Your tasks
• a. Answer these questions from the Aipoly interview excerpt:
(i) What item does the excerpt say the app can help find for charging a phone?
(ii) What field of machine learning allowed the AI to understand the concept of a cup?
(iii) What is a convolutional neural network inspired by?
• b. Write the next part of the Aipoly interview excerpt, continuing after its final sentence.

++++ Source extract ++++

If you are visually impaired, you can lose a sense of context and exploration becomes much harder to do. Aipoly currently helps by identifying objects in real-time, like a talking camera. It's fast enough that people can hold their phone, move their arm, and listen to it speak as it describes what it sees. It can be used to find sockets for charging a phone, to explore new areas, and even in public bathrooms, so that individuals avoid touching things.

Could you explain how the app works?

The app is a container for artificial intelligence (AI). This AI has one very special property. It can recognize things in real-time, like a human, even if it has never seen them before. For example, Aipoly can recognize the cup I am drinking from and distinguish it from the thousands of items it learned, but in reality, it has never seen this single cup design before. Thanks to a field of machine learning called "deep learning", it was able to understand the concept of a cup, chair, table, and so on, for thousands of different items. The secret behind this is something called a convolutional neural network, which is an architecture of algorithms inspired by the animal visual cortex. Using powerful computers, we show the AI millions and millions of images with descriptions and teach it. As a result, we obtain a neural network trained on those images, which represent its view of reality.

++++ Supplied entries ++++

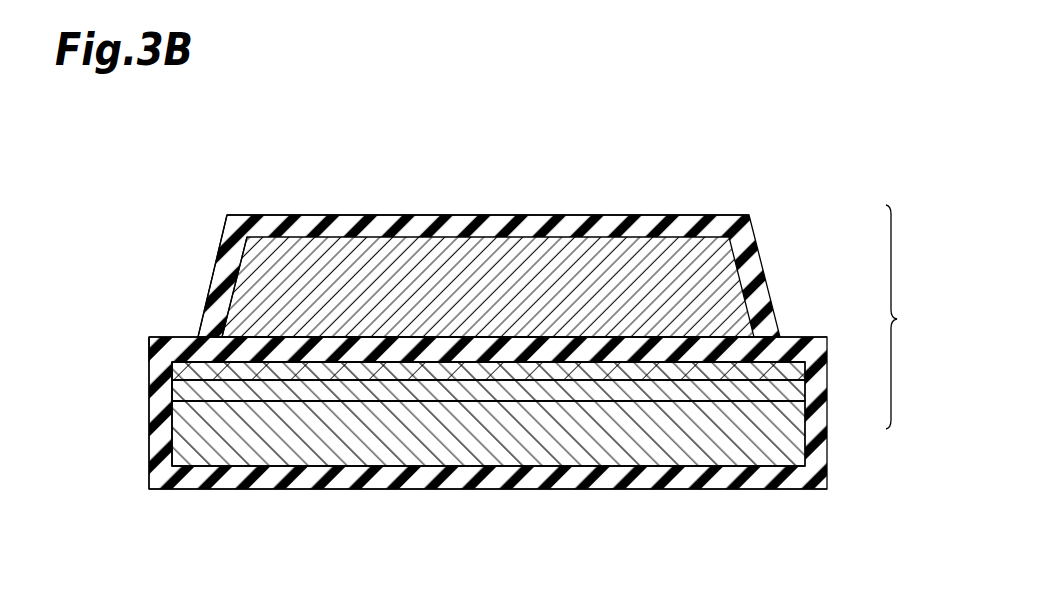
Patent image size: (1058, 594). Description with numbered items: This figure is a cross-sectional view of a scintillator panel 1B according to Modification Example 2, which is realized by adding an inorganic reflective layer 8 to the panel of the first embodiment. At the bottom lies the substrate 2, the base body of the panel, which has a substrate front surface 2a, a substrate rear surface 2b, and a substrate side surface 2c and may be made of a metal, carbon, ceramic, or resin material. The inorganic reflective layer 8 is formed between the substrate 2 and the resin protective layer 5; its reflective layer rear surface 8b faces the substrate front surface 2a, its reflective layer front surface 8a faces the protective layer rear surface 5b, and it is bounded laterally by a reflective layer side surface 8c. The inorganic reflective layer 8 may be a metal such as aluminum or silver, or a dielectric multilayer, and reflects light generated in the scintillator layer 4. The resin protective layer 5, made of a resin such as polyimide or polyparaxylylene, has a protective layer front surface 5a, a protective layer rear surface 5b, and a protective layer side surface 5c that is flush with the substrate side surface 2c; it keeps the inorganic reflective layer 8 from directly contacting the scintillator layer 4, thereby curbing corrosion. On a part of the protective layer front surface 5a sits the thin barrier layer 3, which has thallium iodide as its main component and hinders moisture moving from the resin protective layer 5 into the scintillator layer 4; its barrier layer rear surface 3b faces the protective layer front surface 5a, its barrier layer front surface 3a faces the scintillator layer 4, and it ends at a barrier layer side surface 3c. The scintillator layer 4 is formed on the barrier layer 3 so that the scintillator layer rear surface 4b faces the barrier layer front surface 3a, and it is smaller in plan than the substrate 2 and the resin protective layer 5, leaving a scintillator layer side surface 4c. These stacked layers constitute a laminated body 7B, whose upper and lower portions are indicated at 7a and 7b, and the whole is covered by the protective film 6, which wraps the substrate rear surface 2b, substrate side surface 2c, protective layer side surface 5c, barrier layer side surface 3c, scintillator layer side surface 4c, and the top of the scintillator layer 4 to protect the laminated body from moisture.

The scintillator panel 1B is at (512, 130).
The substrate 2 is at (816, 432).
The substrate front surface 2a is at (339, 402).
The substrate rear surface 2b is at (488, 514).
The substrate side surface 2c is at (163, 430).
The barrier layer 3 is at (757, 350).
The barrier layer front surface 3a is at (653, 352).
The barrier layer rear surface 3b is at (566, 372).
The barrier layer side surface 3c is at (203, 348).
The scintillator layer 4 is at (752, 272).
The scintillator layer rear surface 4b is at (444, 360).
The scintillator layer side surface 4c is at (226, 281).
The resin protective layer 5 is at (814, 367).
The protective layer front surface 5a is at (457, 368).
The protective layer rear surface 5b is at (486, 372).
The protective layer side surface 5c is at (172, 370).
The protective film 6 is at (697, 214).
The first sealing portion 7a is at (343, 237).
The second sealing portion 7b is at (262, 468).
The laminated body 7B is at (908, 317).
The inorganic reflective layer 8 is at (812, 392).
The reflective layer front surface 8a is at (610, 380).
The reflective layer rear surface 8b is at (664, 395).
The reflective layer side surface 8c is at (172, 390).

++++

Answers per task
• a.
(i) Sockets.
(ii) Deep learning.
(iii) The animal visual cortex.

• b.
What has been the reaction of the visually impaired to the app? 

We receive emails daily from users who are excited and thankful for the technology. Some tell us that they cried, others tell us of how it helped them in specific episodes. It's very rewarding. There is still a long way to go before the technology becomes a must-have for the visually impaired. Nobody here thought this was going to be easy. So far, we've had an average of five star reviews and lots of happy users, but we know the best is yet to come and currently the app is only available in beta.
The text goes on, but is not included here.